## Brief
Your task is to restate the data word for word.

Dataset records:
****

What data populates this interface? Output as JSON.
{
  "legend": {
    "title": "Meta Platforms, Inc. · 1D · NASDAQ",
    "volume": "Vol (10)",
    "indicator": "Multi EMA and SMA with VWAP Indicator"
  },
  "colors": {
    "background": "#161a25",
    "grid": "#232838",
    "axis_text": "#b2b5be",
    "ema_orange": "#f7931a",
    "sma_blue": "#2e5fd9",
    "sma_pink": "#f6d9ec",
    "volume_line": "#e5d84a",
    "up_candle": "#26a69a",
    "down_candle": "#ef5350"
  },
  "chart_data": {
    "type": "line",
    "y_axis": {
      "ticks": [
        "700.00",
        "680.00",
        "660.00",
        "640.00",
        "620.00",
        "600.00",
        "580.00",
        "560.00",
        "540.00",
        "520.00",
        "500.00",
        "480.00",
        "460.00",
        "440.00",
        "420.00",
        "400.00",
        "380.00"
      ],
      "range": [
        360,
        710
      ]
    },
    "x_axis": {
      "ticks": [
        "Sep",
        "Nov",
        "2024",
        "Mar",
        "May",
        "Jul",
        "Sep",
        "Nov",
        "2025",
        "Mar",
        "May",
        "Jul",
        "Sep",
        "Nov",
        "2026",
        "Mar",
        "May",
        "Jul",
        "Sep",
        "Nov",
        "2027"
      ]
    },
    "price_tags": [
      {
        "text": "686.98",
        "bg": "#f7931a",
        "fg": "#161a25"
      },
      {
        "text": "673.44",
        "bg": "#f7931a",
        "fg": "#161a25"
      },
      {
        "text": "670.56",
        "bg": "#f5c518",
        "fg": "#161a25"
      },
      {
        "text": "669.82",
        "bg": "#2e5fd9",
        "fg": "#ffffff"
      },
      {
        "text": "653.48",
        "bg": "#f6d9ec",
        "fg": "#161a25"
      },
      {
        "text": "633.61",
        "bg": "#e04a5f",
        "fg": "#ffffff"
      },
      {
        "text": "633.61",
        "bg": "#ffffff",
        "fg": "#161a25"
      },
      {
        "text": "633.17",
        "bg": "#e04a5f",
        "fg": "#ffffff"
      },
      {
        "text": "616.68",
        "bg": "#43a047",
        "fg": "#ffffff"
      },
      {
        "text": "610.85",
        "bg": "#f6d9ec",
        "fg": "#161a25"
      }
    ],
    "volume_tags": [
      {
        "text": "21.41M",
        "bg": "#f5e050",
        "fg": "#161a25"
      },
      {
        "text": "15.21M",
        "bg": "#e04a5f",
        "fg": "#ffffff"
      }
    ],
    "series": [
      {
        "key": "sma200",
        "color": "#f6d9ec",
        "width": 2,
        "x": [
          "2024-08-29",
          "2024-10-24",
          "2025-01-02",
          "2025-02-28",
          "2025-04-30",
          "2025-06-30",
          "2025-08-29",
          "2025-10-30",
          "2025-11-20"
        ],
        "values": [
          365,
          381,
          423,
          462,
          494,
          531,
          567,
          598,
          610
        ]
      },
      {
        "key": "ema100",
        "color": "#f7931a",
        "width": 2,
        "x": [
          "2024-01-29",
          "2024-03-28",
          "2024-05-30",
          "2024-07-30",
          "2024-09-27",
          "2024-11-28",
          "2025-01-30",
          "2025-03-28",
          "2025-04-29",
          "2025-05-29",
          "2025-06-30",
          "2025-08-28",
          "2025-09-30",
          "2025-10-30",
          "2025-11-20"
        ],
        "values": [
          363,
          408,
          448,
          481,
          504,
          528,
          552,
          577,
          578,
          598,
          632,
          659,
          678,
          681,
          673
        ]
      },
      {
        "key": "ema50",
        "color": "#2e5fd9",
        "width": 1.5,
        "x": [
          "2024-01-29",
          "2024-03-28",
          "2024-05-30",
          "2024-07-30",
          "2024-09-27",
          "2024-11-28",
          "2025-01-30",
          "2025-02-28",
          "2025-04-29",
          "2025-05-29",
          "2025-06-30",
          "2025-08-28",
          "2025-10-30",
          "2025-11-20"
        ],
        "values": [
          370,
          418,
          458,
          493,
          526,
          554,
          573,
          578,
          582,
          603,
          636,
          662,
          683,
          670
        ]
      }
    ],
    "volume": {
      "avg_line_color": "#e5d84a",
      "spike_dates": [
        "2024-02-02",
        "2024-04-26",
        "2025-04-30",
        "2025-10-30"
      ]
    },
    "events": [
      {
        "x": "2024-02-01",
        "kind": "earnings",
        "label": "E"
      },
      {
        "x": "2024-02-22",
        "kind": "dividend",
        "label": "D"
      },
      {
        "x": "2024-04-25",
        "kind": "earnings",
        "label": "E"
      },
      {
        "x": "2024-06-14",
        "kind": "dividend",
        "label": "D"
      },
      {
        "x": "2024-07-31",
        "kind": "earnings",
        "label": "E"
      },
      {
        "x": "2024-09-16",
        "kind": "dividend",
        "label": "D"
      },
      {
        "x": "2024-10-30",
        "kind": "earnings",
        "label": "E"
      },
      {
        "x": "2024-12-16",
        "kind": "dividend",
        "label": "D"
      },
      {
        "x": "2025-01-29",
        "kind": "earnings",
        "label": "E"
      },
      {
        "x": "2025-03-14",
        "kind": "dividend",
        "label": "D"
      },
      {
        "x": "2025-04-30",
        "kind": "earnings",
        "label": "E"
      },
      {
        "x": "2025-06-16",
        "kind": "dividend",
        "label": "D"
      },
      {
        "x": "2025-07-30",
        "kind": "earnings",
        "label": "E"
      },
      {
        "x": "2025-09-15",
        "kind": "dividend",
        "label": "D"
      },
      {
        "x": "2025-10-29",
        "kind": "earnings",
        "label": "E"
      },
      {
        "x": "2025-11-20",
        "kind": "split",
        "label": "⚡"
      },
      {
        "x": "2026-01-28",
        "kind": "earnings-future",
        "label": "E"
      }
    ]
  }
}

****

## Solution for this problem
What data populates this interface? Output as JSON.
{
  "legend": {
    "title": "Meta Platforms, Inc. · 1D · NASDAQ",
    "volume": "Vol (10)",
    "indicator": "Multi EMA and SMA with VWAP Indicator"
  },
  "colors": {
    "background": "#161a25",
    "grid": "#232838",
    "axis_text": "#b2b5be",
    "ema_orange": "#f7931a",
    "sma_blue": "#2e5fd9",
    "sma_pink": "#f6d9ec",
    "volume_line": "#e5d84a",
    "up_candle": "#26a69a",
    "down_candle": "#ef5350"
  },
  "chart_data": {
    "type": "line",
    "y_axis": {
      "ticks": [
        "700.00",
        "680.00",
        "660.00",
        "640.00",
        "620.00",
        "600.00",
        "580.00",
        "560.00",
        "540.00",
        "520.00",
        "500.00",
        "480.00",
        "460.00",
        "440.00",
        "420.00",
        "400.00",
        "380.00"
      ],
      "range": [
        360,
        710
      ]
    },
    "x_axis": {
      "ticks": [
        "Sep",
        "Nov",
        "2024",
        "Mar",
        "May",
        "Jul",
        "Sep",
        "Nov",
        "2025",
        "Mar",
        "May",
        "Jul",
        "Sep",
        "Nov",
        "2026",
        "Mar",
        "May",
        "Jul",
        "Sep",
        "Nov",
        "2027"
      ]
    },
    "price_tags": [
      {
        "text": "686.98",
        "bg": "#f7931a",
        "fg": "#161a25"
      },
      {
        "text": "673.44",
        "bg": "#f7931a",
        "fg": "#161a25"
      },
      {
        "text": "670.56",
        "bg": "#f5c518",
        "fg": "#161a25"
      },
      {
        "text": "669.82",
        "bg": "#2e5fd9",
        "fg": "#ffffff"
      },
      {
        "text": "653.48",
        "bg": "#f6d9ec",
        "fg": "#161a25"
      },
      {
        "text": "633.61",
        "bg": "#e04a5f",
        "fg": "#ffffff"
      },
      {
        "text": "633.61",
        "bg": "#ffffff",
        "fg": "#161a25"
      },
      {
        "text": "633.17",
        "bg": "#e04a5f",
        "fg": "#ffffff"
      },
      {
        "text": "616.68",
        "bg": "#43a047",
        "fg": "#ffffff"
      },
      {
        "text": "610.85",
        "bg": "#f6d9ec",
        "fg": "#161a25"
      }
    ],
    "volume_tags": [
      {
        "text": "21.41M",
        "bg": "#f5e050",
        "fg": "#161a25"
      },
      {
        "text": "15.21M",
        "bg": "#e04a5f",
        "fg": "#ffffff"
      }
    ],
    "series": [
      {
        "key": "sma200",
        "color": "#f6d9ec",
        "width": 2,
        "x": [
          "2024-08-29",
          "2024-10-24",
          "2025-01-02",
          "2025-02-28",
          "2025-04-30",
          "2025-06-30",
          "2025-08-29",
          "2025-10-30",
          "2025-11-20"
        ],
        "values": [
          365,
          381,
          423,
          462,
          494,
          531,
          567,
          598,
          610
        ]
      },
      {
        "key": "ema100",
        "color": "#f7931a",
        "width": 2,
        "x": [
          "2024-01-29",
          "2024-03-28",
          "2024-05-30",
          "2024-07-30",
          "2024-09-27",
          "2024-11-28",
          "2025-01-30",
          "2025-03-28",
          "2025-04-29",
          "2025-05-29",
          "2025-06-30",
          "2025-08-28",
          "2025-09-30",
          "2025-10-30",
          "2025-11-20"
        ],
        "values": [
          363,
          408,
          448,
          481,
          504,
          528,
          552,
          577,
          578,
          598,
          632,
          659,
          678,
          681,
          673
        ]
      },
      {
        "key": "ema50",
        "color": "#2e5fd9",
        "width": 1.5,
        "x": [
          "2024-01-29",
          "2024-03-28",
          "2024-05-30",
          "2024-07-30",
          "2024-09-27",
          "2024-11-28",
          "2025-01-30",
          "2025-02-28",
          "2025-04-29",
          "2025-05-29",
          "2025-06-30",
          "2025-08-28",
          "2025-10-30",
          "2025-11-20"
        ],
        "values": [
          370,
          418,
          458,
          493,
          526,
          554,
          573,
          578,
          582,
          603,
          636,
          662,
          683,
          670
        ]
      }
    ],
    "volume": {
      "avg_line_color": "#e5d84a",
      "spike_dates": [
        "2024-02-02",
        "2024-04-26",
        "2025-04-30",
        "2025-10-30"
      ]
    },
    "events": [
      {
        "x": "2024-02-01",
        "kind": "earnings",
        "label": "E"
      },
      {
        "x": "2024-02-22",
        "kind": "dividend",
        "label": "D"
      },
      {
        "x": "2024-04-25",
        "kind": "earnings",
        "label": "E"
      },
      {
        "x": "2024-06-14",
        "kind": "dividend",
        "label": "D"
      },
      {
        "x": "2024-07-31",
        "kind": "earnings",
        "label": "E"
      },
      {
        "x": "2024-09-16",
        "kind": "dividend",
        "label": "D"
      },
      {
        "x": "2024-10-30",
        "kind": "earnings",
        "label": "E"
      },
      {
        "x": "2024-12-16",
        "kind": "dividend",
        "label": "D"
      },
      {
        "x": "2025-01-29",
        "kind": "earnings",
        "label": "E"
      },
      {
        "x": "2025-03-14",
        "kind": "dividend",
        "label": "D"
      },
      {
        "x": "2025-04-30",
        "kind": "earnings",
        "label": "E"
      },
      {
        "x": "2025-06-16",
        "kind": "dividend",
        "label": "D"
      },
      {
        "x": "2025-07-30",
        "kind": "earnings",
        "label": "E"
      },
      {
        "x": "2025-09-15",
        "kind": "dividend",
        "label": "D"
      },
      {
        "x": "2025-10-29",
        "kind": "earnings",
        "label": "E"
      },
      {
        "x": "2025-11-20",
        "kind": "split",
        "label": "⚡"
      },
      {
        "x": "2026-01-28",
        "kind": "earnings-future",
        "label": "E"
      }
    ]
  }
}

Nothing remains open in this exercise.